** Start of THE RECORDS **

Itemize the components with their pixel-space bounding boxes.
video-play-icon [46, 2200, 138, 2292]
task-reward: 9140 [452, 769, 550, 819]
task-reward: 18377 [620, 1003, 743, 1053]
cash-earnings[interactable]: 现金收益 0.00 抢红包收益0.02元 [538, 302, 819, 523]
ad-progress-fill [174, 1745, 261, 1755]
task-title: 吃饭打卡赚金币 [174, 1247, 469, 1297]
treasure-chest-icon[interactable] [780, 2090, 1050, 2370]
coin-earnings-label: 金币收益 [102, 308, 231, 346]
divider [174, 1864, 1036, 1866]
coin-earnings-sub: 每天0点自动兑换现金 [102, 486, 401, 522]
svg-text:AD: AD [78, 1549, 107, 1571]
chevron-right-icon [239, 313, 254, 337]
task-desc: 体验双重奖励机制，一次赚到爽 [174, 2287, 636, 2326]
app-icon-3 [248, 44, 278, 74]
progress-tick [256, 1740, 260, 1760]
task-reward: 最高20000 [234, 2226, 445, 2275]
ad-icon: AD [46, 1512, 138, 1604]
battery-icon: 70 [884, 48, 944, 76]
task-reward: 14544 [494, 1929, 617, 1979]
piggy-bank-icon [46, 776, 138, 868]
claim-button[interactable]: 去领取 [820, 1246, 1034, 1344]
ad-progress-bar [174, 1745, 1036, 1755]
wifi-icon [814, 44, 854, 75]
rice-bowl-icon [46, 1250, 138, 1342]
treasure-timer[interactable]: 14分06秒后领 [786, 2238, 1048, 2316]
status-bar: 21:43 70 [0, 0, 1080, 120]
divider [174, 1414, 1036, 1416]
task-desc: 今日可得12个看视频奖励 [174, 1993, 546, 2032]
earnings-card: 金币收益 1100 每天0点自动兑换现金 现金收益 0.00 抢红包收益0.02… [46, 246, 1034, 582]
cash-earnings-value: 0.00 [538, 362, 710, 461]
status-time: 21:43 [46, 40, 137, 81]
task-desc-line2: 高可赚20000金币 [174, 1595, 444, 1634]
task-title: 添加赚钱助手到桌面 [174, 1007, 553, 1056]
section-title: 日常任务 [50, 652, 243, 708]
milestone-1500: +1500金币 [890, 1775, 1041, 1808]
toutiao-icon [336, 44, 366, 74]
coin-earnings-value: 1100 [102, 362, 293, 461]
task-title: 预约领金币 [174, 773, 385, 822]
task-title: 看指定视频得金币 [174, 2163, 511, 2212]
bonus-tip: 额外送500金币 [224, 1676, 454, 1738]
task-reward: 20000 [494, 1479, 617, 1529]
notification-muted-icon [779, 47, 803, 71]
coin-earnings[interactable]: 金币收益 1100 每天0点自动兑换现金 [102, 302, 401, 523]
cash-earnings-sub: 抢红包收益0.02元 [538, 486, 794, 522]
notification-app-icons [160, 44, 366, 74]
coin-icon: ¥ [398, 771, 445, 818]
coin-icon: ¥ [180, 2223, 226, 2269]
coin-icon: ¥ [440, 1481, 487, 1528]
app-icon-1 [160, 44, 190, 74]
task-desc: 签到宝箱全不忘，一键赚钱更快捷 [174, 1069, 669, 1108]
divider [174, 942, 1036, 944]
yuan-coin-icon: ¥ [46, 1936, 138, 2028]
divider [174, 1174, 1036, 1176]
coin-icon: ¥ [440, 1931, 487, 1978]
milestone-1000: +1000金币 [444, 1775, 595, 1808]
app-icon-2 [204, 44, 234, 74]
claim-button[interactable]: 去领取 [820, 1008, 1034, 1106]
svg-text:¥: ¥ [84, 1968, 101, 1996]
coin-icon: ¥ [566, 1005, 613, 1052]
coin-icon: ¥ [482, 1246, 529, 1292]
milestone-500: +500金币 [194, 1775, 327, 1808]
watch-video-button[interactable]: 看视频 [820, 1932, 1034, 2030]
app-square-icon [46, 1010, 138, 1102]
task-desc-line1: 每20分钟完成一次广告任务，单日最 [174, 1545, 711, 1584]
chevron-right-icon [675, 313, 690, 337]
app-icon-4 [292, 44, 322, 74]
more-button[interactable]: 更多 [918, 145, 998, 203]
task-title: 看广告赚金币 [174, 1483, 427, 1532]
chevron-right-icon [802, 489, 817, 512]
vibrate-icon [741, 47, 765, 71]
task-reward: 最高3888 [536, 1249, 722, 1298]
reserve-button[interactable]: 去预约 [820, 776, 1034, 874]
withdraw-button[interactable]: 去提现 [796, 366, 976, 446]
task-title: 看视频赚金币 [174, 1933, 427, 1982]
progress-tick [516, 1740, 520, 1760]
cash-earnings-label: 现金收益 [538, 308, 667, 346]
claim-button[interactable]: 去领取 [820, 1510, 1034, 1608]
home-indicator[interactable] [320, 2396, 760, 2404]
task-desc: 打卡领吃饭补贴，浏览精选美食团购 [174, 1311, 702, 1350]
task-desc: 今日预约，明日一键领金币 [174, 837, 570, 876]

** End of THE RECORDS **

GOAL OF THE EXERCISE
Switch every "divider" in the rows above to "separator" and write out all the rows again with nothing else changed.

SOLUTION TO THIS TASK
Itemize the components with their pixel-space bounding boxes.
video-play-icon [46, 2200, 138, 2292]
task-reward: 9140 [452, 769, 550, 819]
task-reward: 18377 [620, 1003, 743, 1053]
cash-earnings[interactable]: 现金收益 0.00 抢红包收益0.02元 [538, 302, 819, 523]
ad-progress-fill [174, 1745, 261, 1755]
task-title: 吃饭打卡赚金币 [174, 1247, 469, 1297]
treasure-chest-icon[interactable] [780, 2090, 1050, 2370]
coin-earnings-label: 金币收益 [102, 308, 231, 346]
separator [174, 1864, 1036, 1866]
coin-earnings-sub: 每天0点自动兑换现金 [102, 486, 401, 522]
svg-text:AD: AD [78, 1549, 107, 1571]
chevron-right-icon [239, 313, 254, 337]
task-desc: 体验双重奖励机制，一次赚到爽 [174, 2287, 636, 2326]
app-icon-3 [248, 44, 278, 74]
progress-tick [256, 1740, 260, 1760]
task-reward: 最高20000 [234, 2226, 445, 2275]
ad-icon: AD [46, 1512, 138, 1604]
battery-icon: 70 [884, 48, 944, 76]
task-reward: 14544 [494, 1929, 617, 1979]
piggy-bank-icon [46, 776, 138, 868]
claim-button[interactable]: 去领取 [820, 1246, 1034, 1344]
ad-progress-bar [174, 1745, 1036, 1755]
wifi-icon [814, 44, 854, 75]
rice-bowl-icon [46, 1250, 138, 1342]
treasure-timer[interactable]: 14分06秒后领 [786, 2238, 1048, 2316]
status-bar: 21:43 70 [0, 0, 1080, 120]
separator [174, 1414, 1036, 1416]
task-desc: 今日可得12个看视频奖励 [174, 1993, 546, 2032]
earnings-card: 金币收益 1100 每天0点自动兑换现金 现金收益 0.00 抢红包收益0.02… [46, 246, 1034, 582]
cash-earnings-value: 0.00 [538, 362, 710, 461]
status-time: 21:43 [46, 40, 137, 81]
task-desc-line2: 高可赚20000金币 [174, 1595, 444, 1634]
task-title: 添加赚钱助手到桌面 [174, 1007, 553, 1056]
section-title: 日常任务 [50, 652, 243, 708]
milestone-1500: +1500金币 [890, 1775, 1041, 1808]
toutiao-icon [336, 44, 366, 74]
coin-earnings-value: 1100 [102, 362, 293, 461]
task-title: 预约领金币 [174, 773, 385, 822]
task-title: 看指定视频得金币 [174, 2163, 511, 2212]
bonus-tip: 额外送500金币 [224, 1676, 454, 1738]
task-reward: 20000 [494, 1479, 617, 1529]
notification-muted-icon [779, 47, 803, 71]
coin-earnings[interactable]: 金币收益 1100 每天0点自动兑换现金 [102, 302, 401, 523]
cash-earnings-sub: 抢红包收益0.02元 [538, 486, 794, 522]
notification-app-icons [160, 44, 366, 74]
coin-icon: ¥ [398, 771, 445, 818]
coin-icon: ¥ [180, 2223, 226, 2269]
coin-icon: ¥ [440, 1481, 487, 1528]
app-icon-1 [160, 44, 190, 74]
task-desc: 签到宝箱全不忘，一键赚钱更快捷 [174, 1069, 669, 1108]
separator [174, 942, 1036, 944]
yuan-coin-icon: ¥ [46, 1936, 138, 2028]
separator [174, 1174, 1036, 1176]
coin-icon: ¥ [440, 1931, 487, 1978]
milestone-1000: +1000金币 [444, 1775, 595, 1808]
app-icon-2 [204, 44, 234, 74]
claim-button[interactable]: 去领取 [820, 1008, 1034, 1106]
svg-text:¥: ¥ [84, 1968, 101, 1996]
coin-icon: ¥ [566, 1005, 613, 1052]
coin-icon: ¥ [482, 1246, 529, 1292]
milestone-500: +500金币 [194, 1775, 327, 1808]
watch-video-button[interactable]: 看视频 [820, 1932, 1034, 2030]
app-square-icon [46, 1010, 138, 1102]
task-desc-line1: 每20分钟完成一次广告任务，单日最 [174, 1545, 711, 1584]
chevron-right-icon [675, 313, 690, 337]
app-icon-4 [292, 44, 322, 74]
more-button[interactable]: 更多 [918, 145, 998, 203]
task-title: 看广告赚金币 [174, 1483, 427, 1532]
chevron-right-icon [802, 489, 817, 512]
vibrate-icon [741, 47, 765, 71]
task-reward: 最高3888 [536, 1249, 722, 1298]
reserve-button[interactable]: 去预约 [820, 776, 1034, 874]
withdraw-button[interactable]: 去提现 [796, 366, 976, 446]
task-title: 看视频赚金币 [174, 1933, 427, 1982]
progress-tick [516, 1740, 520, 1760]
cash-earnings-label: 现金收益 [538, 308, 667, 346]
claim-button[interactable]: 去领取 [820, 1510, 1034, 1608]
home-indicator[interactable] [320, 2396, 760, 2404]
task-desc: 打卡领吃饭补贴，浏览精选美食团购 [174, 1311, 702, 1350]
task-desc: 今日预约，明日一键领金币 [174, 837, 570, 876]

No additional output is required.